* [What you will do]:
In the copy, include every entry exactly but none of the pictures.

Dataset entries
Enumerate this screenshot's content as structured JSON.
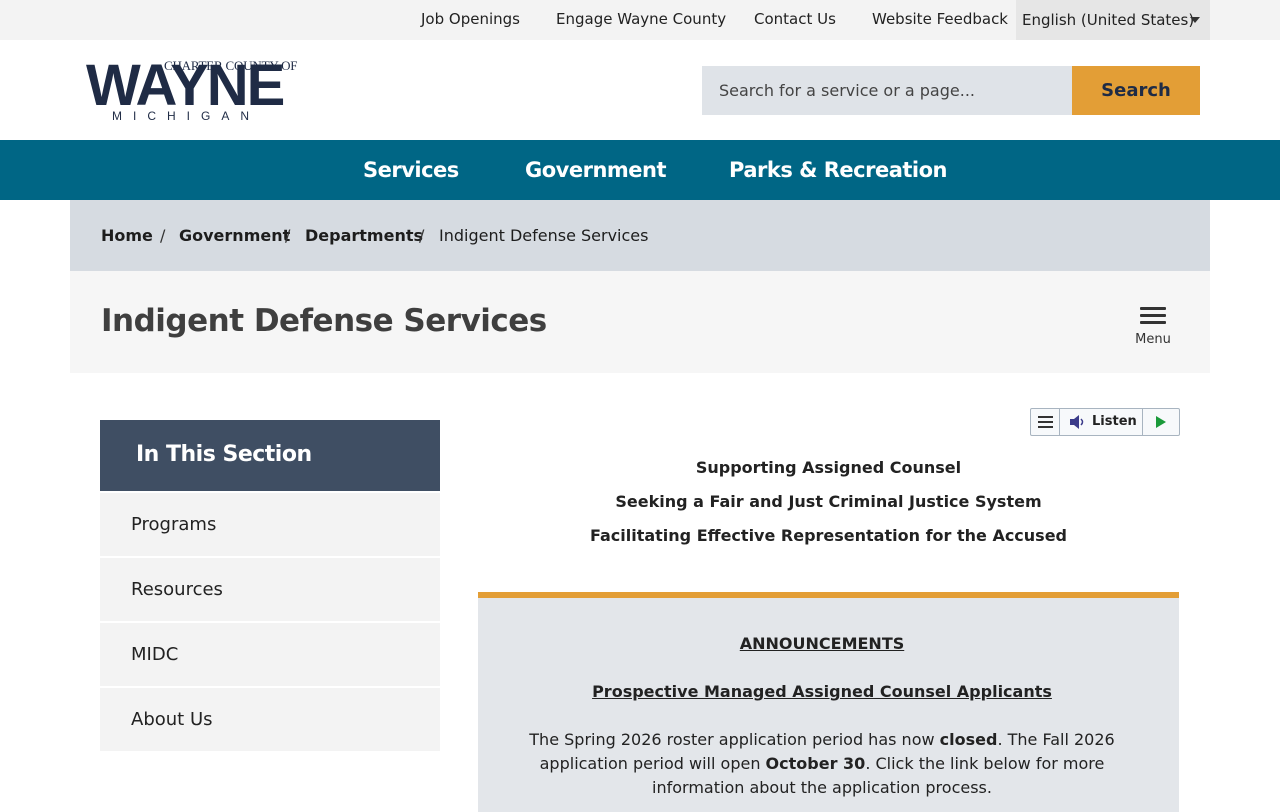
{
  "utility": {
    "links": [
      "Job Openings",
      "Engage Wayne County",
      "Contact Us",
      "Website Feedback"
    ],
    "language": "English (United States)"
  },
  "logo": {
    "top_line": "CHARTER COUNTY OF",
    "name": "WAYNE",
    "state": "MICHIGAN"
  },
  "search": {
    "placeholder": "Search for a service or a page...",
    "button": "Search"
  },
  "nav": {
    "items": [
      "Services",
      "Government",
      "Parks & Recreation"
    ]
  },
  "breadcrumb": {
    "items": [
      "Home",
      "Government",
      "Departments",
      "Indigent Defense Services"
    ],
    "separator": "/"
  },
  "page": {
    "title": "Indigent Defense Services",
    "menu_label": "Menu"
  },
  "sidebar": {
    "heading": "In This Section",
    "items": [
      "Programs",
      "Resources",
      "MIDC",
      "About Us"
    ]
  },
  "listen": {
    "label": "Listen"
  },
  "taglines": [
    "Supporting Assigned Counsel",
    "Seeking a Fair and Just Criminal Justice System",
    "Facilitating Effective Representation for the Accused"
  ],
  "announcements": {
    "title": "ANNOUNCEMENTS",
    "link": "Prospective Managed Assigned Counsel Applicants",
    "body_1": "The Spring 2026 roster application period has now ",
    "body_bold_1": "closed",
    "body_2": ". The Fall 2026 application period will open ",
    "body_bold_2": "October 30",
    "body_3": ". Click the link below for more information about the application process."
  },
  "colors": {
    "nav": "#006685",
    "accent": "#e39e36",
    "sidebar_head": "#3f4e63",
    "logo": "#1f2b45"
  }
}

* [Written solution]:
Enumerate this screenshot's content as structured JSON.
{
  "utility": {
    "links": [
      "Job Openings",
      "Engage Wayne County",
      "Contact Us",
      "Website Feedback"
    ],
    "language": "English (United States)"
  },
  "logo": {
    "top_line": "CHARTER COUNTY OF",
    "name": "WAYNE",
    "state": "MICHIGAN"
  },
  "search": {
    "placeholder": "Search for a service or a page...",
    "button": "Search"
  },
  "nav": {
    "items": [
      "Services",
      "Government",
      "Parks & Recreation"
    ]
  },
  "breadcrumb": {
    "items": [
      "Home",
      "Government",
      "Departments",
      "Indigent Defense Services"
    ],
    "separator": "/"
  },
  "page": {
    "title": "Indigent Defense Services",
    "menu_label": "Menu"
  },
  "sidebar": {
    "heading": "In This Section",
    "items": [
      "Programs",
      "Resources",
      "MIDC",
      "About Us"
    ]
  },
  "listen": {
    "label": "Listen"
  },
  "taglines": [
    "Supporting Assigned Counsel",
    "Seeking a Fair and Just Criminal Justice System",
    "Facilitating Effective Representation for the Accused"
  ],
  "announcements": {
    "title": "ANNOUNCEMENTS",
    "link": "Prospective Managed Assigned Counsel Applicants",
    "body_1": "The Spring 2026 roster application period has now ",
    "body_bold_1": "closed",
    "body_2": ". The Fall 2026 application period will open ",
    "body_bold_2": "October 30",
    "body_3": ". Click the link below for more information about the application process."
  },
  "colors": {
    "nav": "#006685",
    "accent": "#e39e36",
    "sidebar_head": "#3f4e63",
    "logo": "#1f2b45"
  }
}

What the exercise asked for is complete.